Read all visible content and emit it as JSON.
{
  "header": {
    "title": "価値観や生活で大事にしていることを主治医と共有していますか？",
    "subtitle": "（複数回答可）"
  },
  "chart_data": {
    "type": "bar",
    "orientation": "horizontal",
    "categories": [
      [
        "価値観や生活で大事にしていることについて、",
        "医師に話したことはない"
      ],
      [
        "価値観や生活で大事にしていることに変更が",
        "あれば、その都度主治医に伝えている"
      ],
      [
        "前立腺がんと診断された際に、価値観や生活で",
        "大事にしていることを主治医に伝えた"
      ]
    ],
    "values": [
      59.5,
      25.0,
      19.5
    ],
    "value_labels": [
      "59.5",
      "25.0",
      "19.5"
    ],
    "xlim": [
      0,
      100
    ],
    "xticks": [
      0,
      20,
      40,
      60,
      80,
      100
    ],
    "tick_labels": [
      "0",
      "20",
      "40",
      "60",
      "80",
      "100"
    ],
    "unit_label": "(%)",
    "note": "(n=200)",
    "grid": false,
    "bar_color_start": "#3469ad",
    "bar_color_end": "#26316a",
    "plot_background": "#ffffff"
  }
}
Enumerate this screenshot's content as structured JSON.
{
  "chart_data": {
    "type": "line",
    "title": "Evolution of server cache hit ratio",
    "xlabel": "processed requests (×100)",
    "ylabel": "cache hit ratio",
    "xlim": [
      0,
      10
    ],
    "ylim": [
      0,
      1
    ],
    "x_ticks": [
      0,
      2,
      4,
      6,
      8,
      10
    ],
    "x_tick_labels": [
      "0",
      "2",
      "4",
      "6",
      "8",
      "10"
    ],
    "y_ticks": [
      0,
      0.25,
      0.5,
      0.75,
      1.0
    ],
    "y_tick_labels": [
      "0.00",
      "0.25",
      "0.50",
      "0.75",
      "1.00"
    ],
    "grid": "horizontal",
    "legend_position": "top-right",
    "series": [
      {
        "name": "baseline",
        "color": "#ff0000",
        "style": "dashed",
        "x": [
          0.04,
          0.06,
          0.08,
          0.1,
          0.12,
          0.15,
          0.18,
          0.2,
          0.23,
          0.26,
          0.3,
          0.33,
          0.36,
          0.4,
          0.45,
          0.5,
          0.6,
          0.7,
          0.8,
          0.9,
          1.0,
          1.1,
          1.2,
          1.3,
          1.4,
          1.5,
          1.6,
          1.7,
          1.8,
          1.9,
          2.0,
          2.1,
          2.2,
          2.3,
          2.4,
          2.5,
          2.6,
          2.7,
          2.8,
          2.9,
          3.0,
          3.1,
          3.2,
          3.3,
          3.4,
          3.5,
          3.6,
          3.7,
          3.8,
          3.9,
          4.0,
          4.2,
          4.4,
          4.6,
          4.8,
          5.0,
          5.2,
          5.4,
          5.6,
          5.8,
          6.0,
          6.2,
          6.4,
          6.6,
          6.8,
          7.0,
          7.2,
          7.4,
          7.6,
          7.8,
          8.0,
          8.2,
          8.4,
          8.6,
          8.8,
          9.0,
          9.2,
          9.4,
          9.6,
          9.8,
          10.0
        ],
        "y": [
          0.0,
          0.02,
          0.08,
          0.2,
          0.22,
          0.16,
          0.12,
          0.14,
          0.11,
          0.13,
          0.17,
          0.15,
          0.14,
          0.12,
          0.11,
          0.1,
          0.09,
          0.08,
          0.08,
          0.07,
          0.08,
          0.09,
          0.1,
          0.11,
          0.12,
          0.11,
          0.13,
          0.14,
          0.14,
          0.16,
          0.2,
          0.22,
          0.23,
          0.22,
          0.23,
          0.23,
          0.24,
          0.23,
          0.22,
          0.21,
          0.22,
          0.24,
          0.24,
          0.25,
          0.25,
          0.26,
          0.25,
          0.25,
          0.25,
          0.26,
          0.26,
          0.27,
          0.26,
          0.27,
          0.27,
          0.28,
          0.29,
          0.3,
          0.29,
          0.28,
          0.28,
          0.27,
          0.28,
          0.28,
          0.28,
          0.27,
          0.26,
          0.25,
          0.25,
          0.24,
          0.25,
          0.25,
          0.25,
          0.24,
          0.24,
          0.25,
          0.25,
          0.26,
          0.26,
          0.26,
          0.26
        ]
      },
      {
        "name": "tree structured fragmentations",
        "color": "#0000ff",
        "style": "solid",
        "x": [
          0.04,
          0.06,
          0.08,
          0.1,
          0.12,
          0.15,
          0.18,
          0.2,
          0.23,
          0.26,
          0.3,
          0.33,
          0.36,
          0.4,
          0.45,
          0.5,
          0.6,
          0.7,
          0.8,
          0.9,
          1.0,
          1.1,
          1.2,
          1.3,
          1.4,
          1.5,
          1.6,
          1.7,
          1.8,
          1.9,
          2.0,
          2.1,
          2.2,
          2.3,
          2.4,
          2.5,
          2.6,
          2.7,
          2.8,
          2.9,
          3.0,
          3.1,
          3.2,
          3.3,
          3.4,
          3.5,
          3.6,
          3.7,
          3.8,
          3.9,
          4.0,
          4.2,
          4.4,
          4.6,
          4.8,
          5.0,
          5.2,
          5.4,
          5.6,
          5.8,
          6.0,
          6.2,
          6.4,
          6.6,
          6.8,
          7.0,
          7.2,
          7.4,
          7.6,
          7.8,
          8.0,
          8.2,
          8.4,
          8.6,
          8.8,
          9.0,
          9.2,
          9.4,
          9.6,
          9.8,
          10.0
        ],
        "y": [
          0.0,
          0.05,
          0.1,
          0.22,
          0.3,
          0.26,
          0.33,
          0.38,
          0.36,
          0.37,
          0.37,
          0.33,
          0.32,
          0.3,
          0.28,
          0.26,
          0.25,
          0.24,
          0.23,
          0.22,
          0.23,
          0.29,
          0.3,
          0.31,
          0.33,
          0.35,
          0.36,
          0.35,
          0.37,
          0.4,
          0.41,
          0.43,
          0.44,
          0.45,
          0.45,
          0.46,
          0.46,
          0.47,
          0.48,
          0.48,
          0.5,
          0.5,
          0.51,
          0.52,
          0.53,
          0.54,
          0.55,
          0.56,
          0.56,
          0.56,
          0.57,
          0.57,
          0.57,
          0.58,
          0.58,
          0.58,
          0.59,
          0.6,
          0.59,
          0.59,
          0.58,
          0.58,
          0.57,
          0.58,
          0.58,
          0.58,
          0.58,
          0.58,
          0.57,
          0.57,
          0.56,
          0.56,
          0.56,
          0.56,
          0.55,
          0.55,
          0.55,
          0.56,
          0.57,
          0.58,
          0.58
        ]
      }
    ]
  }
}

━━━━

SET TASK
Where a line in the material contains "JSON", copy that line.

TASK RESPONSE
Read all visible content and emit it as JSON.
Enumerate this screenshot's content as structured JSON.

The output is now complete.